# Exercise directions
Reproduce every record below exactly as written, but leave out any pictures.

# Data section
— Start —
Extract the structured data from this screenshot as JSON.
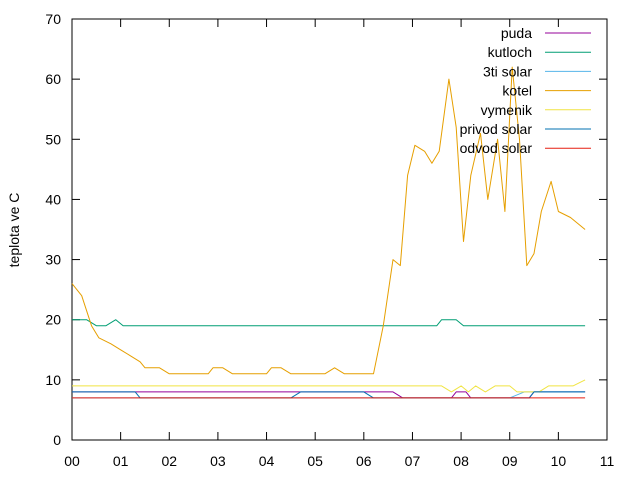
{
  "chart_data": {
    "type": "line",
    "title": "",
    "xlabel": "",
    "ylabel": "teplota ve C",
    "xlim": [
      0,
      11
    ],
    "ylim": [
      0,
      70
    ],
    "x_ticks": [
      {
        "value": 0,
        "label": "00"
      },
      {
        "value": 1,
        "label": "01"
      },
      {
        "value": 2,
        "label": "02"
      },
      {
        "value": 3,
        "label": "03"
      },
      {
        "value": 4,
        "label": "04"
      },
      {
        "value": 5,
        "label": "05"
      },
      {
        "value": 6,
        "label": "06"
      },
      {
        "value": 7,
        "label": "07"
      },
      {
        "value": 8,
        "label": "08"
      },
      {
        "value": 9,
        "label": "09"
      },
      {
        "value": 10,
        "label": "10"
      },
      {
        "value": 11,
        "label": "11"
      }
    ],
    "y_ticks": [
      0,
      10,
      20,
      30,
      40,
      50,
      60,
      70
    ],
    "grid": false,
    "legend_position": "top-right",
    "series": [
      {
        "name": "puda",
        "color": "#94009a",
        "points": [
          [
            0,
            8
          ],
          [
            2.0,
            8
          ],
          [
            3.0,
            8
          ],
          [
            4.0,
            8
          ],
          [
            5.0,
            8
          ],
          [
            6.0,
            8
          ],
          [
            6.6,
            8
          ],
          [
            6.8,
            7
          ],
          [
            7.8,
            7
          ],
          [
            7.9,
            8
          ],
          [
            8.1,
            8
          ],
          [
            8.2,
            7
          ],
          [
            9.4,
            7
          ],
          [
            9.5,
            8
          ],
          [
            10.0,
            8
          ],
          [
            10.55,
            8
          ]
        ]
      },
      {
        "name": "kutloch",
        "color": "#009e73",
        "points": [
          [
            0,
            20
          ],
          [
            0.3,
            20
          ],
          [
            0.5,
            19
          ],
          [
            0.7,
            19
          ],
          [
            0.9,
            20
          ],
          [
            1.05,
            19
          ],
          [
            2,
            19
          ],
          [
            3,
            19
          ],
          [
            4,
            19
          ],
          [
            5,
            19
          ],
          [
            6,
            19
          ],
          [
            7,
            19
          ],
          [
            7.5,
            19
          ],
          [
            7.6,
            20
          ],
          [
            7.9,
            20
          ],
          [
            8.05,
            19
          ],
          [
            9,
            19
          ],
          [
            10,
            19
          ],
          [
            10.55,
            19
          ]
        ]
      },
      {
        "name": "3ti solar",
        "color": "#56b4e9",
        "points": [
          [
            0,
            7
          ],
          [
            1,
            7
          ],
          [
            2,
            7
          ],
          [
            3,
            7
          ],
          [
            4,
            7
          ],
          [
            5,
            7
          ],
          [
            6,
            7
          ],
          [
            7,
            7
          ],
          [
            8,
            7
          ],
          [
            9,
            7
          ],
          [
            9.3,
            8
          ],
          [
            10,
            8
          ],
          [
            10.55,
            8
          ]
        ]
      },
      {
        "name": "kotel",
        "color": "#e69f00",
        "points": [
          [
            0,
            26
          ],
          [
            0.2,
            24
          ],
          [
            0.4,
            19
          ],
          [
            0.55,
            17
          ],
          [
            0.8,
            16
          ],
          [
            1.0,
            15
          ],
          [
            1.2,
            14
          ],
          [
            1.4,
            13
          ],
          [
            1.5,
            12
          ],
          [
            1.7,
            12
          ],
          [
            1.8,
            12
          ],
          [
            2.0,
            11
          ],
          [
            2.2,
            11
          ],
          [
            2.5,
            11
          ],
          [
            2.8,
            11
          ],
          [
            2.9,
            12
          ],
          [
            3.1,
            12
          ],
          [
            3.3,
            11
          ],
          [
            3.6,
            11
          ],
          [
            4.0,
            11
          ],
          [
            4.1,
            12
          ],
          [
            4.3,
            12
          ],
          [
            4.5,
            11
          ],
          [
            4.8,
            11
          ],
          [
            5.2,
            11
          ],
          [
            5.4,
            12
          ],
          [
            5.6,
            11
          ],
          [
            6.0,
            11
          ],
          [
            6.2,
            11
          ],
          [
            6.4,
            19
          ],
          [
            6.6,
            30
          ],
          [
            6.75,
            29
          ],
          [
            6.9,
            44
          ],
          [
            7.05,
            49
          ],
          [
            7.25,
            48
          ],
          [
            7.4,
            46
          ],
          [
            7.55,
            48
          ],
          [
            7.75,
            60
          ],
          [
            7.9,
            52
          ],
          [
            8.05,
            33
          ],
          [
            8.2,
            44
          ],
          [
            8.4,
            51
          ],
          [
            8.55,
            40
          ],
          [
            8.75,
            50
          ],
          [
            8.9,
            38
          ],
          [
            9.05,
            62
          ],
          [
            9.2,
            50
          ],
          [
            9.35,
            29
          ],
          [
            9.5,
            31
          ],
          [
            9.65,
            38
          ],
          [
            9.85,
            43
          ],
          [
            10.0,
            38
          ],
          [
            10.25,
            37
          ],
          [
            10.55,
            35
          ]
        ]
      },
      {
        "name": "vymenik",
        "color": "#f0e442",
        "points": [
          [
            0,
            9
          ],
          [
            1,
            9
          ],
          [
            2,
            9
          ],
          [
            3,
            9
          ],
          [
            4,
            9
          ],
          [
            5,
            9
          ],
          [
            6,
            9
          ],
          [
            7,
            9
          ],
          [
            7.6,
            9
          ],
          [
            7.8,
            8
          ],
          [
            8.0,
            9
          ],
          [
            8.15,
            8
          ],
          [
            8.3,
            9
          ],
          [
            8.5,
            8
          ],
          [
            8.7,
            9
          ],
          [
            9.0,
            9
          ],
          [
            9.15,
            8
          ],
          [
            9.6,
            8
          ],
          [
            9.8,
            9
          ],
          [
            10.3,
            9
          ],
          [
            10.55,
            10
          ]
        ]
      },
      {
        "name": "privod solar",
        "color": "#0072b2",
        "points": [
          [
            0,
            8
          ],
          [
            1.3,
            8
          ],
          [
            1.4,
            7
          ],
          [
            2.0,
            7
          ],
          [
            4.3,
            7
          ],
          [
            4.5,
            7
          ],
          [
            4.7,
            8
          ],
          [
            5.0,
            8
          ],
          [
            6.0,
            8
          ],
          [
            6.2,
            7
          ],
          [
            6.8,
            7
          ],
          [
            7.0,
            7
          ],
          [
            8.0,
            7
          ],
          [
            9.0,
            7
          ],
          [
            9.4,
            7
          ],
          [
            9.5,
            8
          ],
          [
            10.0,
            8
          ],
          [
            10.55,
            8
          ]
        ]
      },
      {
        "name": "odvod solar",
        "color": "#e51e10",
        "points": [
          [
            0,
            7
          ],
          [
            1,
            7
          ],
          [
            2,
            7
          ],
          [
            3,
            7
          ],
          [
            4,
            7
          ],
          [
            5,
            7
          ],
          [
            6,
            7
          ],
          [
            7,
            7
          ],
          [
            8,
            7
          ],
          [
            9,
            7
          ],
          [
            10,
            7
          ],
          [
            10.55,
            7
          ]
        ]
      }
    ]
  }
}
— End —
# Solution for this task
Extract the structured data from this screenshot as JSON.
{
  "chart_data": {
    "type": "line",
    "title": "",
    "xlabel": "",
    "ylabel": "teplota ve C",
    "xlim": [
      0,
      11
    ],
    "ylim": [
      0,
      70
    ],
    "x_ticks": [
      {
        "value": 0,
        "label": "00"
      },
      {
        "value": 1,
        "label": "01"
      },
      {
        "value": 2,
        "label": "02"
      },
      {
        "value": 3,
        "label": "03"
      },
      {
        "value": 4,
        "label": "04"
      },
      {
        "value": 5,
        "label": "05"
      },
      {
        "value": 6,
        "label": "06"
      },
      {
        "value": 7,
        "label": "07"
      },
      {
        "value": 8,
        "label": "08"
      },
      {
        "value": 9,
        "label": "09"
      },
      {
        "value": 10,
        "label": "10"
      },
      {
        "value": 11,
        "label": "11"
      }
    ],
    "y_ticks": [
      0,
      10,
      20,
      30,
      40,
      50,
      60,
      70
    ],
    "grid": false,
    "legend_position": "top-right",
    "series": [
      {
        "name": "puda",
        "color": "#94009a",
        "points": [
          [
            0,
            8
          ],
          [
            2.0,
            8
          ],
          [
            3.0,
            8
          ],
          [
            4.0,
            8
          ],
          [
            5.0,
            8
          ],
          [
            6.0,
            8
          ],
          [
            6.6,
            8
          ],
          [
            6.8,
            7
          ],
          [
            7.8,
            7
          ],
          [
            7.9,
            8
          ],
          [
            8.1,
            8
          ],
          [
            8.2,
            7
          ],
          [
            9.4,
            7
          ],
          [
            9.5,
            8
          ],
          [
            10.0,
            8
          ],
          [
            10.55,
            8
          ]
        ]
      },
      {
        "name": "kutloch",
        "color": "#009e73",
        "points": [
          [
            0,
            20
          ],
          [
            0.3,
            20
          ],
          [
            0.5,
            19
          ],
          [
            0.7,
            19
          ],
          [
            0.9,
            20
          ],
          [
            1.05,
            19
          ],
          [
            2,
            19
          ],
          [
            3,
            19
          ],
          [
            4,
            19
          ],
          [
            5,
            19
          ],
          [
            6,
            19
          ],
          [
            7,
            19
          ],
          [
            7.5,
            19
          ],
          [
            7.6,
            20
          ],
          [
            7.9,
            20
          ],
          [
            8.05,
            19
          ],
          [
            9,
            19
          ],
          [
            10,
            19
          ],
          [
            10.55,
            19
          ]
        ]
      },
      {
        "name": "3ti solar",
        "color": "#56b4e9",
        "points": [
          [
            0,
            7
          ],
          [
            1,
            7
          ],
          [
            2,
            7
          ],
          [
            3,
            7
          ],
          [
            4,
            7
          ],
          [
            5,
            7
          ],
          [
            6,
            7
          ],
          [
            7,
            7
          ],
          [
            8,
            7
          ],
          [
            9,
            7
          ],
          [
            9.3,
            8
          ],
          [
            10,
            8
          ],
          [
            10.55,
            8
          ]
        ]
      },
      {
        "name": "kotel",
        "color": "#e69f00",
        "points": [
          [
            0,
            26
          ],
          [
            0.2,
            24
          ],
          [
            0.4,
            19
          ],
          [
            0.55,
            17
          ],
          [
            0.8,
            16
          ],
          [
            1.0,
            15
          ],
          [
            1.2,
            14
          ],
          [
            1.4,
            13
          ],
          [
            1.5,
            12
          ],
          [
            1.7,
            12
          ],
          [
            1.8,
            12
          ],
          [
            2.0,
            11
          ],
          [
            2.2,
            11
          ],
          [
            2.5,
            11
          ],
          [
            2.8,
            11
          ],
          [
            2.9,
            12
          ],
          [
            3.1,
            12
          ],
          [
            3.3,
            11
          ],
          [
            3.6,
            11
          ],
          [
            4.0,
            11
          ],
          [
            4.1,
            12
          ],
          [
            4.3,
            12
          ],
          [
            4.5,
            11
          ],
          [
            4.8,
            11
          ],
          [
            5.2,
            11
          ],
          [
            5.4,
            12
          ],
          [
            5.6,
            11
          ],
          [
            6.0,
            11
          ],
          [
            6.2,
            11
          ],
          [
            6.4,
            19
          ],
          [
            6.6,
            30
          ],
          [
            6.75,
            29
          ],
          [
            6.9,
            44
          ],
          [
            7.05,
            49
          ],
          [
            7.25,
            48
          ],
          [
            7.4,
            46
          ],
          [
            7.55,
            48
          ],
          [
            7.75,
            60
          ],
          [
            7.9,
            52
          ],
          [
            8.05,
            33
          ],
          [
            8.2,
            44
          ],
          [
            8.4,
            51
          ],
          [
            8.55,
            40
          ],
          [
            8.75,
            50
          ],
          [
            8.9,
            38
          ],
          [
            9.05,
            62
          ],
          [
            9.2,
            50
          ],
          [
            9.35,
            29
          ],
          [
            9.5,
            31
          ],
          [
            9.65,
            38
          ],
          [
            9.85,
            43
          ],
          [
            10.0,
            38
          ],
          [
            10.25,
            37
          ],
          [
            10.55,
            35
          ]
        ]
      },
      {
        "name": "vymenik",
        "color": "#f0e442",
        "points": [
          [
            0,
            9
          ],
          [
            1,
            9
          ],
          [
            2,
            9
          ],
          [
            3,
            9
          ],
          [
            4,
            9
          ],
          [
            5,
            9
          ],
          [
            6,
            9
          ],
          [
            7,
            9
          ],
          [
            7.6,
            9
          ],
          [
            7.8,
            8
          ],
          [
            8.0,
            9
          ],
          [
            8.15,
            8
          ],
          [
            8.3,
            9
          ],
          [
            8.5,
            8
          ],
          [
            8.7,
            9
          ],
          [
            9.0,
            9
          ],
          [
            9.15,
            8
          ],
          [
            9.6,
            8
          ],
          [
            9.8,
            9
          ],
          [
            10.3,
            9
          ],
          [
            10.55,
            10
          ]
        ]
      },
      {
        "name": "privod solar",
        "color": "#0072b2",
        "points": [
          [
            0,
            8
          ],
          [
            1.3,
            8
          ],
          [
            1.4,
            7
          ],
          [
            2.0,
            7
          ],
          [
            4.3,
            7
          ],
          [
            4.5,
            7
          ],
          [
            4.7,
            8
          ],
          [
            5.0,
            8
          ],
          [
            6.0,
            8
          ],
          [
            6.2,
            7
          ],
          [
            6.8,
            7
          ],
          [
            7.0,
            7
          ],
          [
            8.0,
            7
          ],
          [
            9.0,
            7
          ],
          [
            9.4,
            7
          ],
          [
            9.5,
            8
          ],
          [
            10.0,
            8
          ],
          [
            10.55,
            8
          ]
        ]
      },
      {
        "name": "odvod solar",
        "color": "#e51e10",
        "points": [
          [
            0,
            7
          ],
          [
            1,
            7
          ],
          [
            2,
            7
          ],
          [
            3,
            7
          ],
          [
            4,
            7
          ],
          [
            5,
            7
          ],
          [
            6,
            7
          ],
          [
            7,
            7
          ],
          [
            8,
            7
          ],
          [
            9,
            7
          ],
          [
            10,
            7
          ],
          [
            10.55,
            7
          ]
        ]
      }
    ]
  }
}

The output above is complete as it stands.